◆ **PROBLEM REQUIREMENTS**
Pull out each line of the records holding the string "title".

◆ **Items from a figure collection**
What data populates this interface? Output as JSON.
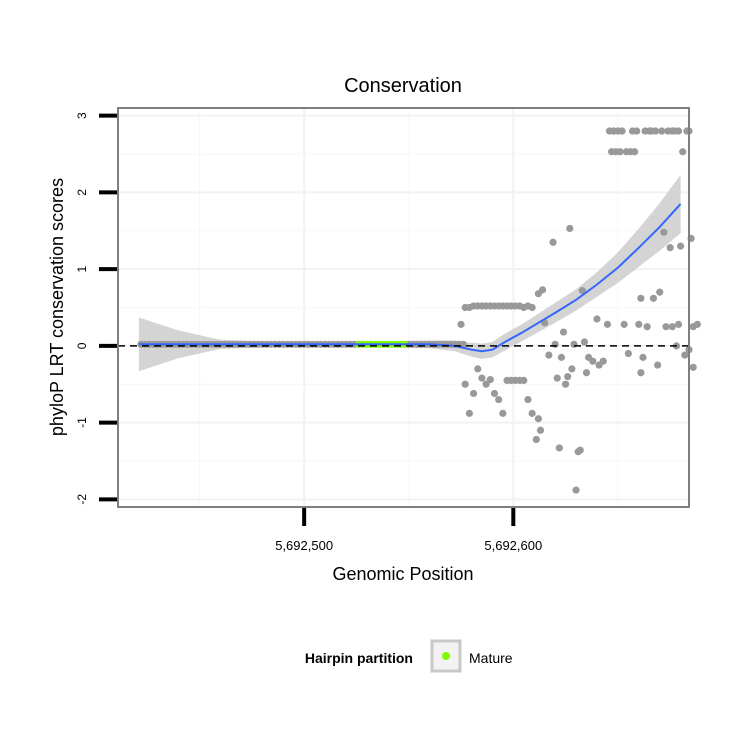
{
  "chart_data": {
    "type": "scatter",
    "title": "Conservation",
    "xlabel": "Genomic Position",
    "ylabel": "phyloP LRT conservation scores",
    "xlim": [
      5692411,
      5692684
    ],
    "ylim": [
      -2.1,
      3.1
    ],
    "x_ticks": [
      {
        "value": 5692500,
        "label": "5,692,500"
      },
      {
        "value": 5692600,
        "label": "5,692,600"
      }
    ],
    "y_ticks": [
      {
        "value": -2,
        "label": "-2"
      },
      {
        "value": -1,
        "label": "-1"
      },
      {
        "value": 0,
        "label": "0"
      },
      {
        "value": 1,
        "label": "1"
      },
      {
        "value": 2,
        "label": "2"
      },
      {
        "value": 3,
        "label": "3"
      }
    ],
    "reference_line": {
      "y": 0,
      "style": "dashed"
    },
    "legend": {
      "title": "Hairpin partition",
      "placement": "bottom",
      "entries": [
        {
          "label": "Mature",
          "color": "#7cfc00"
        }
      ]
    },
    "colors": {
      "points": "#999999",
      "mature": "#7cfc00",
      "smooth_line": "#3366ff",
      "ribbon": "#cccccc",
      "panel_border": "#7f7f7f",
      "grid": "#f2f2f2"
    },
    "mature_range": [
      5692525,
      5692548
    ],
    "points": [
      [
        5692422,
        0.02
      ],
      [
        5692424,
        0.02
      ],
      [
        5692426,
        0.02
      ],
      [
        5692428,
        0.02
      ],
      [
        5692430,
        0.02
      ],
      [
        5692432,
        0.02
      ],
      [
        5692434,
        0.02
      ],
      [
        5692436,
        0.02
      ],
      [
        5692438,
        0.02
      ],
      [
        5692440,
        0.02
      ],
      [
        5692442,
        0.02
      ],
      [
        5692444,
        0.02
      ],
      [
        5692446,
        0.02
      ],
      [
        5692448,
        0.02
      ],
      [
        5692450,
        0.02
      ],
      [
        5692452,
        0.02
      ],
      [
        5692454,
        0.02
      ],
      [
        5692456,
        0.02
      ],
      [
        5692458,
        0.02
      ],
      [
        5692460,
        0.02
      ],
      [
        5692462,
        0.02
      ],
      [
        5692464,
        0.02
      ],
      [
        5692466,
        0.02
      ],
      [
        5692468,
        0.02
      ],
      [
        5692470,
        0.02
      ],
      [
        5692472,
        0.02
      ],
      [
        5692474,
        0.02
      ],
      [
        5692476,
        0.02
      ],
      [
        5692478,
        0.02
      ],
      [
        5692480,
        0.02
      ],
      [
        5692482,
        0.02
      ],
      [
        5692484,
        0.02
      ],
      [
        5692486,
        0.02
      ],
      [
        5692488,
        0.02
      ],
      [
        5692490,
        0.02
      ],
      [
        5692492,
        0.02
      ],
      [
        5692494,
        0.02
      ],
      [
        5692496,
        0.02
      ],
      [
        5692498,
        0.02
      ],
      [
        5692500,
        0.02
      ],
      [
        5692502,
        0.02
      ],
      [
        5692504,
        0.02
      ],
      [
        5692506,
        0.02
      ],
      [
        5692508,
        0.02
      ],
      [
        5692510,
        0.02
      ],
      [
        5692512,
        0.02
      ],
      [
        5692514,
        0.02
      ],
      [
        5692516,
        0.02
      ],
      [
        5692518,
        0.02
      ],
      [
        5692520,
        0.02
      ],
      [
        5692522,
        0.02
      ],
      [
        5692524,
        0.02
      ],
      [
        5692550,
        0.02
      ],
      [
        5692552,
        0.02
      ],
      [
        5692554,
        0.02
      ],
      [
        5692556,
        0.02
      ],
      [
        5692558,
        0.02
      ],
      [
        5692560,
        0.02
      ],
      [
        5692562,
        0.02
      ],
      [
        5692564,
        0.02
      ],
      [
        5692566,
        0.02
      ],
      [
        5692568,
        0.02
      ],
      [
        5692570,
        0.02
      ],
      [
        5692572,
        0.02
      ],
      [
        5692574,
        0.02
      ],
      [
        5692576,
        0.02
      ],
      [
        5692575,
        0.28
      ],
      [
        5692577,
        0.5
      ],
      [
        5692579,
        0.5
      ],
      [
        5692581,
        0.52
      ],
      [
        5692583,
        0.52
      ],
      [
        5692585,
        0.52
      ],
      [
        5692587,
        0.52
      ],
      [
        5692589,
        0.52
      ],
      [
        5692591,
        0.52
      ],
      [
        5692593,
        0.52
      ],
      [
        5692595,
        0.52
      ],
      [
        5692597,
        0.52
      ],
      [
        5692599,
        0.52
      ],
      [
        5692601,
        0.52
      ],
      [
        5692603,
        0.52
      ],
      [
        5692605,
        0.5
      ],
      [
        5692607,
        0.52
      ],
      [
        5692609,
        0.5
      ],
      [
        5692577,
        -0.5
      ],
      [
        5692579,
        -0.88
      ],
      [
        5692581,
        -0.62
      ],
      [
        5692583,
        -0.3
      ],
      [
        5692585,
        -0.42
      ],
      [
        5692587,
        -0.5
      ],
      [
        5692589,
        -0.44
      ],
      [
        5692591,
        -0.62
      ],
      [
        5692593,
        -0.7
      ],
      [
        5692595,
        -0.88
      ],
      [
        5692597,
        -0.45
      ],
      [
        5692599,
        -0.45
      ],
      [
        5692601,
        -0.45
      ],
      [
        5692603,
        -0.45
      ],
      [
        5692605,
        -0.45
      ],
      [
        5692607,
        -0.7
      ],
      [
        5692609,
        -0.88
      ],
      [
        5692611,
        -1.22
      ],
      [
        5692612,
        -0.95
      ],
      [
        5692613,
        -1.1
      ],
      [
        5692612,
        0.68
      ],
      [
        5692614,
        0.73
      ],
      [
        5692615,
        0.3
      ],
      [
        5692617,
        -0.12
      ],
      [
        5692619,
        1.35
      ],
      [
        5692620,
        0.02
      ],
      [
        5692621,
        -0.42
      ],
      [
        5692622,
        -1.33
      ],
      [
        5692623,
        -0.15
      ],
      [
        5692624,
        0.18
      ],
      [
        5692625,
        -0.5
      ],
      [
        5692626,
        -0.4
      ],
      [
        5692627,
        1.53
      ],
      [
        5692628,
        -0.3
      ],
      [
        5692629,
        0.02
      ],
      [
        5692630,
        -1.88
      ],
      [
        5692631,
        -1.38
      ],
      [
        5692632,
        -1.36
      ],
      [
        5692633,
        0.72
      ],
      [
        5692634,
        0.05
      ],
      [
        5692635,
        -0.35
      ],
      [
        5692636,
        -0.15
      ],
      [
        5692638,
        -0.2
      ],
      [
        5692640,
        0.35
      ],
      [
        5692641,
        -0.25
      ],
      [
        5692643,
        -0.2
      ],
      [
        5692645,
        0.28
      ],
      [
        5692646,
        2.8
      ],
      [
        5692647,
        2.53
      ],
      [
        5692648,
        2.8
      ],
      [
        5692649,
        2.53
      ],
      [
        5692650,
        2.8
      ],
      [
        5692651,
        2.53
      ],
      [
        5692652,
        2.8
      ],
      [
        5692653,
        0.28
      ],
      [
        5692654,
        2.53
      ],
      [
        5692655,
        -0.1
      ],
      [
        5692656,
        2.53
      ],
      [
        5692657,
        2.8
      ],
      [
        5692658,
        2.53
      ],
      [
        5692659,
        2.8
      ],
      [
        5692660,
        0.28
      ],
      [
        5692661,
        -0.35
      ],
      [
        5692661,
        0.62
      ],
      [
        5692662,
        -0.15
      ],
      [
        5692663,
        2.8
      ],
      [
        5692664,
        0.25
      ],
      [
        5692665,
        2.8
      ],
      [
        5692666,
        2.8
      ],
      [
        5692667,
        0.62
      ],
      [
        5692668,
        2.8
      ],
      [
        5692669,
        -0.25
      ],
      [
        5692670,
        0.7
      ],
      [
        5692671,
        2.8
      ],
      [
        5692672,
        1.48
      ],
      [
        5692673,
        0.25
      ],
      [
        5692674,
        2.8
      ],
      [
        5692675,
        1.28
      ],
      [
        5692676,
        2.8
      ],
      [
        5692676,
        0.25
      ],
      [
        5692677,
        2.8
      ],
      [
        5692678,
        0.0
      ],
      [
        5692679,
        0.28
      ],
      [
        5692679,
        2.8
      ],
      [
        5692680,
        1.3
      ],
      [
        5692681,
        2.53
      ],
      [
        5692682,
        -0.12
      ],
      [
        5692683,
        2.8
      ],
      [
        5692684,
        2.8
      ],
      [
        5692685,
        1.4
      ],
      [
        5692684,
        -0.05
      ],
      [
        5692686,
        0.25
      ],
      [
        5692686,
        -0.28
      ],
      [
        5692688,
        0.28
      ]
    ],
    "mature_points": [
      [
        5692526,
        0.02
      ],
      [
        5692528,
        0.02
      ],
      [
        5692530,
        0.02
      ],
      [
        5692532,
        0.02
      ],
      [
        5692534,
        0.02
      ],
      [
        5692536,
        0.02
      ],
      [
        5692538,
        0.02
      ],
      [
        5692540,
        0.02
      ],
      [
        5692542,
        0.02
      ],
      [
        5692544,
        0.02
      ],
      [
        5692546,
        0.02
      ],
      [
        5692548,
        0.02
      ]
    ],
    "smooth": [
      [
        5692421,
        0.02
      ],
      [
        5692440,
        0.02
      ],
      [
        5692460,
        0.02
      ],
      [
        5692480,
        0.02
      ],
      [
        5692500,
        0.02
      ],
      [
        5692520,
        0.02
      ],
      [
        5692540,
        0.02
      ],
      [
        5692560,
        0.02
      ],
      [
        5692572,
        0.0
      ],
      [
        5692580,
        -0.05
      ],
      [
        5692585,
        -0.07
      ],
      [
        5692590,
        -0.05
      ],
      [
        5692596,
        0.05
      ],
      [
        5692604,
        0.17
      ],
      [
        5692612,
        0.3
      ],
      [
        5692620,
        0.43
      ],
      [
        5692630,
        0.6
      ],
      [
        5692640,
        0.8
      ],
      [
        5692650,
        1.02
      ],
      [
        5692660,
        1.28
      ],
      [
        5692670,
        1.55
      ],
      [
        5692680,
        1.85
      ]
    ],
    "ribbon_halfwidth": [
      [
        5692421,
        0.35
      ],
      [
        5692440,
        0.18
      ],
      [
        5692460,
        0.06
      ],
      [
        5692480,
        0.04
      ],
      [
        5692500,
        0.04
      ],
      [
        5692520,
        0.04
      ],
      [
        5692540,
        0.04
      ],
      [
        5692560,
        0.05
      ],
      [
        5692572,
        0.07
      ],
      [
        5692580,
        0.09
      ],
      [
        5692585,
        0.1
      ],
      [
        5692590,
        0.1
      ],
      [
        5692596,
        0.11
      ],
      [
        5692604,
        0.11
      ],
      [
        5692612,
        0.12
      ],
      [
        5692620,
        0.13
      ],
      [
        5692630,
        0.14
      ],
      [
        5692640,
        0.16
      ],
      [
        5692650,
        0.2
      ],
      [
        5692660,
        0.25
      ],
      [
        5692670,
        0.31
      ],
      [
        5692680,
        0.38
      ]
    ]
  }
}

◆ **OUTPUT BELOW**
    "title": "Conservation",
      "title": "Hairpin partition",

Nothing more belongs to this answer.